## Begin
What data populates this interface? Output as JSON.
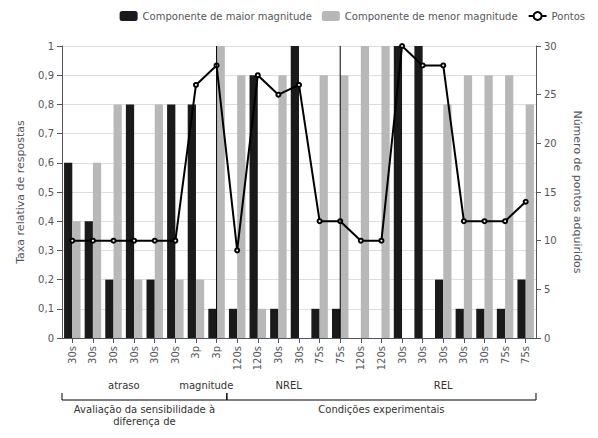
{
  "chart_data": {
    "type": "bar",
    "categories": [
      "30s",
      "30s",
      "30s",
      "30s",
      "30s",
      "30s",
      "3p",
      "3p",
      "120s",
      "120s",
      "30s",
      "30s",
      "75s",
      "75s",
      "120s",
      "120s",
      "30s",
      "30s",
      "30s",
      "30s",
      "30s",
      "75s",
      "75s"
    ],
    "series": [
      {
        "name": "Componente de maior magnitude",
        "type": "bar",
        "color": "#1a1a1a",
        "values": [
          0.6,
          0.4,
          0.2,
          0.8,
          0.2,
          0.8,
          0.8,
          0.1,
          0.1,
          0.9,
          0.1,
          1.0,
          0.1,
          0.1,
          0.0,
          0.0,
          1.0,
          1.0,
          0.2,
          0.1,
          0.1,
          0.1,
          0.2
        ]
      },
      {
        "name": "Componente de menor magnitude",
        "type": "bar",
        "color": "#b8b8b8",
        "values": [
          0.4,
          0.6,
          0.8,
          0.2,
          0.8,
          0.2,
          0.2,
          1.0,
          0.9,
          0.1,
          0.9,
          0.0,
          0.9,
          0.9,
          1.0,
          1.0,
          0.0,
          0.0,
          0.8,
          0.9,
          0.9,
          0.9,
          0.8
        ]
      },
      {
        "name": "Pontos",
        "type": "line",
        "color": "#000000",
        "axis": "y2",
        "values": [
          10,
          10,
          10,
          10,
          10,
          10,
          26,
          28,
          9,
          27,
          25,
          26,
          12,
          12,
          10,
          10,
          30,
          28,
          28,
          12,
          12,
          12,
          14
        ]
      }
    ],
    "ylabel": "Taxa relativa de respostas",
    "y2label": "Número de pontos adquiridos",
    "ylim": [
      0,
      1
    ],
    "yticks": [
      0,
      {
        "value": 0.1,
        "label": "0,1"
      },
      {
        "value": 0.2,
        "label": "0,2"
      },
      {
        "value": 0.3,
        "label": "0,3"
      },
      {
        "value": 0.4,
        "label": "0,4"
      },
      {
        "value": 0.5,
        "label": "0,5"
      },
      {
        "value": 0.6,
        "label": "0,6"
      },
      {
        "value": 0.7,
        "label": "0,7"
      },
      {
        "value": 0.8,
        "label": "0,8"
      },
      {
        "value": 0.9,
        "label": "0,9"
      },
      1
    ],
    "y2lim": [
      0,
      30
    ],
    "y2ticks": [
      0,
      5,
      10,
      15,
      20,
      25,
      30
    ],
    "annotations": [
      {
        "text": "atraso",
        "x": 2.5
      },
      {
        "text": "magnitude",
        "x": 6.5
      },
      {
        "text": "NREL",
        "x": 10.5
      },
      {
        "text": "REL",
        "x": 18.0
      },
      {
        "text": "Avaliação da sensibilidade à\ndiferença de",
        "x": 3.5,
        "span": [
          -0.5,
          7.5
        ]
      },
      {
        "text": "Condições experimentais",
        "x": 15.0,
        "span": [
          7.5,
          22.5
        ]
      }
    ],
    "legend": "top right",
    "grid": true
  }
}
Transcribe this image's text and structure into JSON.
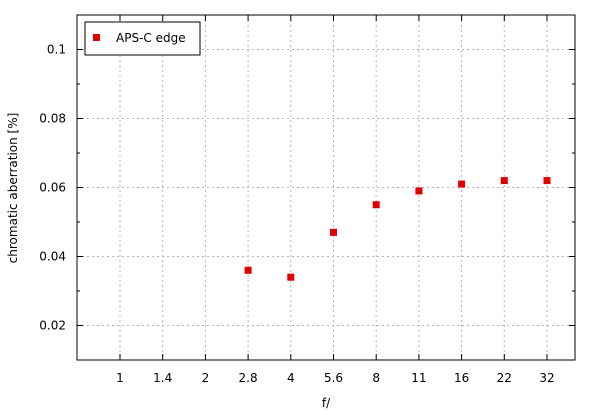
{
  "chart_data": {
    "type": "scatter",
    "title": "",
    "xlabel": "f/",
    "ylabel": "chromatic aberration [%]",
    "x_axis": {
      "scale": "categorical-aperture",
      "tick_labels": [
        "1",
        "1.4",
        "2",
        "2.8",
        "4",
        "5.6",
        "8",
        "11",
        "16",
        "22",
        "32"
      ]
    },
    "y_axis": {
      "ylim": [
        0.01,
        0.11
      ],
      "ticks": [
        0.02,
        0.04,
        0.06,
        0.08,
        0.1
      ],
      "tick_labels": [
        "0.02",
        "0.04",
        "0.06",
        "0.08",
        "0.1"
      ]
    },
    "grid": true,
    "legend_position": "top-left",
    "series": [
      {
        "name": "APS-C edge",
        "color": "#e00000",
        "marker": "square",
        "x": [
          "2.8",
          "4",
          "5.6",
          "8",
          "11",
          "16",
          "22",
          "32"
        ],
        "y": [
          0.036,
          0.034,
          0.047,
          0.055,
          0.059,
          0.061,
          0.062,
          0.062
        ]
      }
    ]
  }
}
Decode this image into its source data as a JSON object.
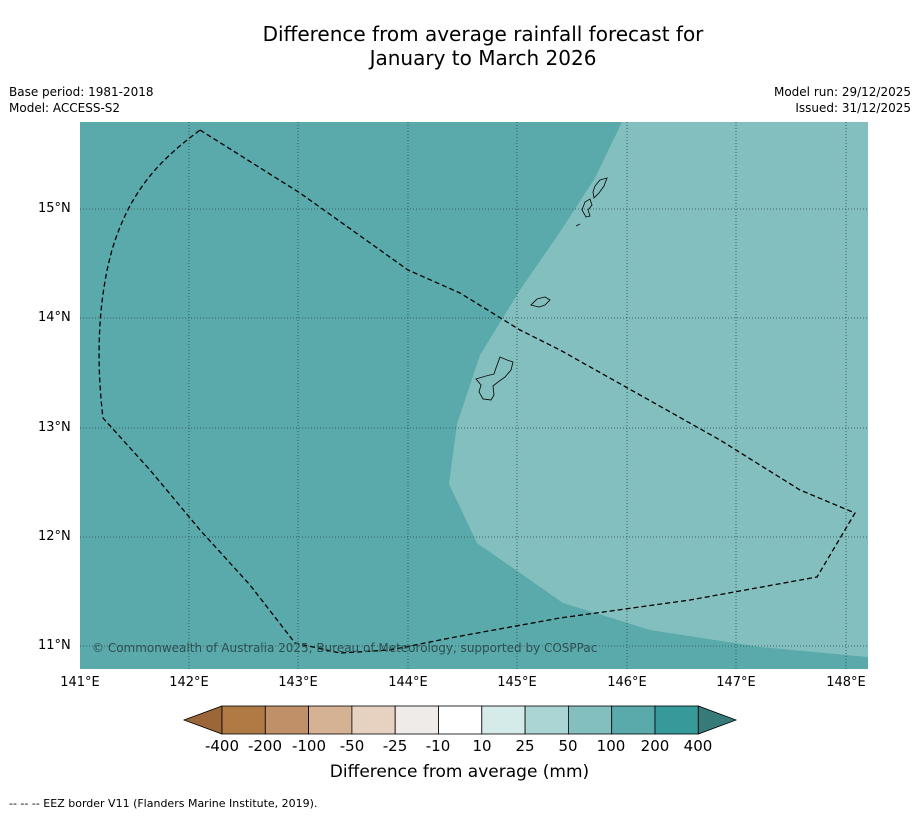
{
  "title": {
    "line1": "Difference from average rainfall forecast for",
    "line2": "January to March 2026"
  },
  "meta": {
    "base_period": "Base period: 1981-2018",
    "model": "Model: ACCESS-S2",
    "model_run": "Model run: 29/12/2025",
    "issued": "Issued: 31/12/2025"
  },
  "map": {
    "copyright": "© Commonwealth of Australia 2025, Bureau of Meteorology, supported by COSPPac",
    "lat_labels": [
      "15°N",
      "14°N",
      "13°N",
      "12°N",
      "11°N"
    ],
    "lon_labels": [
      "141°E",
      "142°E",
      "143°E",
      "144°E",
      "145°E",
      "146°E",
      "147°E",
      "148°E"
    ],
    "background_category": "100 to 200 mm",
    "east_category": "50 to 100 mm"
  },
  "colorbar": {
    "labels": [
      "-400",
      "-200",
      "-100",
      "-50",
      "-25",
      "-10",
      "10",
      "25",
      "50",
      "100",
      "200",
      "400"
    ],
    "colors": [
      "#9c6638",
      "#b07a45",
      "#c09168",
      "#d4b293",
      "#e7d1c0",
      "#eeebe8",
      "#ffffff",
      "#d5ebea",
      "#abd5d4",
      "#83bfbe",
      "#5aaaac",
      "#369a9b",
      "#377a7a"
    ],
    "title": "Difference from average (mm)"
  },
  "footer": {
    "legend": "--  --  -- EEZ border V11 (Flanders Marine Institute, 2019)."
  }
}
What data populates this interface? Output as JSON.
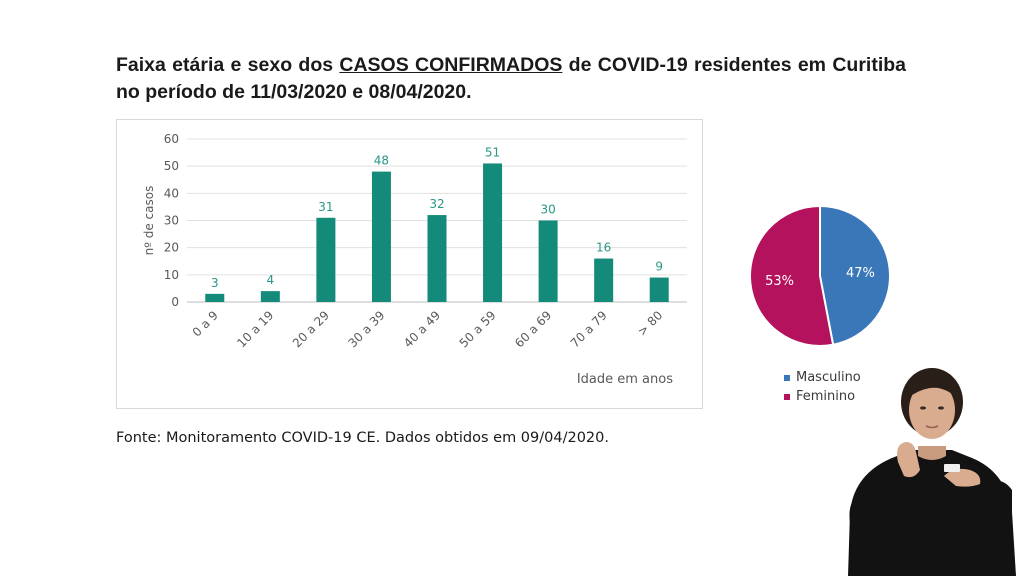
{
  "title": {
    "part1": "Faixa etária e sexo dos ",
    "highlight": "CASOS CONFIRMADOS",
    "part2": " de COVID-19 residentes em Curitiba no período de 11/03/2020 e 08/04/2020."
  },
  "source": "Fonte: Monitoramento COVID-19 CE. Dados obtidos em 09/04/2020.",
  "chart_data": [
    {
      "type": "bar",
      "categories": [
        "0 a 9",
        "10 a 19",
        "20 a 29",
        "30 a 39",
        "40 a 49",
        "50 a 59",
        "60 a 69",
        "70 a 79",
        "> 80"
      ],
      "values": [
        3,
        4,
        31,
        48,
        32,
        51,
        30,
        16,
        9
      ],
      "ylabel": "nº de casos",
      "xlabel": "Idade em anos",
      "ylim": [
        0,
        60
      ],
      "yticks": [
        0,
        10,
        20,
        30,
        40,
        50,
        60
      ],
      "grid": true,
      "color": "#138a7a",
      "label_color": "#2a9686"
    },
    {
      "type": "pie",
      "slices": [
        {
          "name": "Masculino",
          "value": 47,
          "label": "47%",
          "color": "#3a77b8"
        },
        {
          "name": "Feminino",
          "value": 53,
          "label": "53%",
          "color": "#b5125e"
        }
      ],
      "legend": "bottom"
    }
  ]
}
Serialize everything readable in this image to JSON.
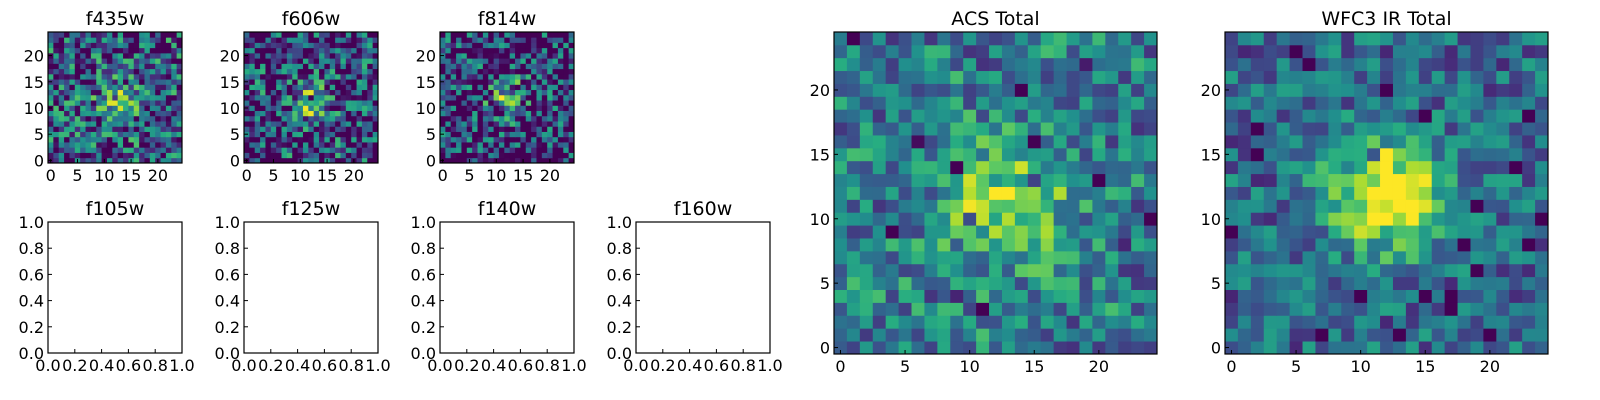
{
  "chart_data": [
    {
      "type": "heatmap",
      "title": "f435w",
      "xticks": [
        "0",
        "5",
        "10",
        "15",
        "20"
      ],
      "yticks": [
        "0",
        "5",
        "10",
        "15",
        "20"
      ],
      "grid": false,
      "colormap": "viridis",
      "noise": 0.55,
      "peak": 0.35,
      "center": [
        13,
        11
      ],
      "sigma": 3.0,
      "seed": 11
    },
    {
      "type": "heatmap",
      "title": "f606w",
      "xticks": [
        "0",
        "5",
        "10",
        "15",
        "20"
      ],
      "yticks": [
        "0",
        "5",
        "10",
        "15",
        "20"
      ],
      "grid": false,
      "colormap": "viridis",
      "noise": 0.6,
      "peak": 0.4,
      "center": [
        11,
        11
      ],
      "sigma": 3.0,
      "seed": 23
    },
    {
      "type": "heatmap",
      "title": "f814w",
      "xticks": [
        "0",
        "5",
        "10",
        "15",
        "20"
      ],
      "yticks": [
        "0",
        "5",
        "10",
        "15",
        "20"
      ],
      "grid": false,
      "colormap": "viridis",
      "noise": 0.6,
      "peak": 0.5,
      "center": [
        12,
        12
      ],
      "sigma": 2.6,
      "seed": 37
    },
    {
      "type": "line",
      "title": "f105w",
      "xticks": [
        "0.0",
        "0.2",
        "0.4",
        "0.6",
        "0.8",
        "1.0"
      ],
      "yticks": [
        "0.0",
        "0.2",
        "0.4",
        "0.6",
        "0.8",
        "1.0"
      ],
      "xlim": [
        0,
        1
      ],
      "ylim": [
        0,
        1
      ],
      "series": []
    },
    {
      "type": "line",
      "title": "f125w",
      "xticks": [
        "0.0",
        "0.2",
        "0.4",
        "0.6",
        "0.8",
        "1.0"
      ],
      "yticks": [
        "0.0",
        "0.2",
        "0.4",
        "0.6",
        "0.8",
        "1.0"
      ],
      "xlim": [
        0,
        1
      ],
      "ylim": [
        0,
        1
      ],
      "series": []
    },
    {
      "type": "line",
      "title": "f140w",
      "xticks": [
        "0.0",
        "0.2",
        "0.4",
        "0.6",
        "0.8",
        "1.0"
      ],
      "yticks": [
        "0.0",
        "0.2",
        "0.4",
        "0.6",
        "0.8",
        "1.0"
      ],
      "xlim": [
        0,
        1
      ],
      "ylim": [
        0,
        1
      ],
      "series": []
    },
    {
      "type": "line",
      "title": "f160w",
      "xticks": [
        "0.0",
        "0.2",
        "0.4",
        "0.6",
        "0.8",
        "1.0"
      ],
      "yticks": [
        "0.0",
        "0.2",
        "0.4",
        "0.6",
        "0.8",
        "1.0"
      ],
      "xlim": [
        0,
        1
      ],
      "ylim": [
        0,
        1
      ],
      "series": []
    },
    {
      "type": "heatmap",
      "title": "ACS Total",
      "xticks": [
        "0",
        "5",
        "10",
        "15",
        "20"
      ],
      "yticks": [
        "0",
        "5",
        "10",
        "15",
        "20"
      ],
      "grid": false,
      "colormap": "viridis",
      "noise": 0.35,
      "peak": 0.45,
      "center": [
        13,
        11
      ],
      "sigma": 3.2,
      "seed": 53
    },
    {
      "type": "heatmap",
      "title": "WFC3 IR Total",
      "xticks": [
        "0",
        "5",
        "10",
        "15",
        "20"
      ],
      "yticks": [
        "0",
        "5",
        "10",
        "15",
        "20"
      ],
      "grid": false,
      "colormap": "viridis",
      "noise": 0.3,
      "peak": 0.7,
      "center": [
        12,
        12
      ],
      "sigma": 3.0,
      "seed": 71
    }
  ]
}
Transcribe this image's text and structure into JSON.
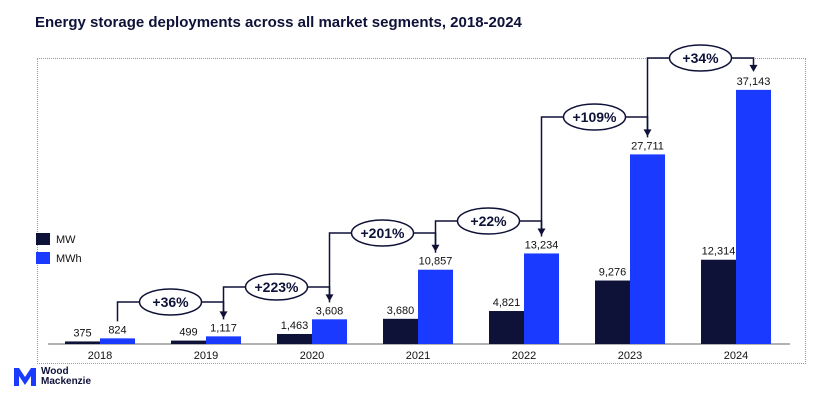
{
  "title": "Energy storage deployments across all market segments, 2018-2024",
  "brand": {
    "line1": "Wood",
    "line2": "Mackenzie",
    "icon": "wood-mackenzie-logo"
  },
  "colors": {
    "mw": "#0e1138",
    "mwh": "#1a3bff",
    "text": "#111111",
    "axis": "#666666"
  },
  "chart_data": {
    "type": "bar",
    "title": "Energy storage deployments across all market segments, 2018-2024",
    "xlabel": "",
    "ylabel": "",
    "categories": [
      "2018",
      "2019",
      "2020",
      "2021",
      "2022",
      "2023",
      "2024"
    ],
    "series": [
      {
        "name": "MW",
        "values": [
          375,
          499,
          1463,
          3680,
          4821,
          9276,
          12314
        ],
        "labels": [
          "375",
          "499",
          "1,463",
          "3,680",
          "4,821",
          "9,276",
          "12,314"
        ]
      },
      {
        "name": "MWh",
        "values": [
          824,
          1117,
          3608,
          10857,
          13234,
          27711,
          37143
        ],
        "labels": [
          "824",
          "1,117",
          "3,608",
          "10,857",
          "13,234",
          "27,711",
          "37,143"
        ]
      }
    ],
    "ylim": [
      0,
      38000
    ],
    "grid": false,
    "legend": "left",
    "annotations": [
      {
        "text": "+36%",
        "from": "2018",
        "to": "2019"
      },
      {
        "text": "+223%",
        "from": "2019",
        "to": "2020"
      },
      {
        "text": "+201%",
        "from": "2020",
        "to": "2021"
      },
      {
        "text": "+22%",
        "from": "2021",
        "to": "2022"
      },
      {
        "text": "+109%",
        "from": "2022",
        "to": "2023"
      },
      {
        "text": "+34%",
        "from": "2023",
        "to": "2024"
      }
    ]
  }
}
## End
### [Given request]
Sift the material for lines with the string "xlabel". Copy each one found.

### [Solution]
    "xlabel": "f/",
      "xlabel": "Idade em anos",
    "xlabel": "",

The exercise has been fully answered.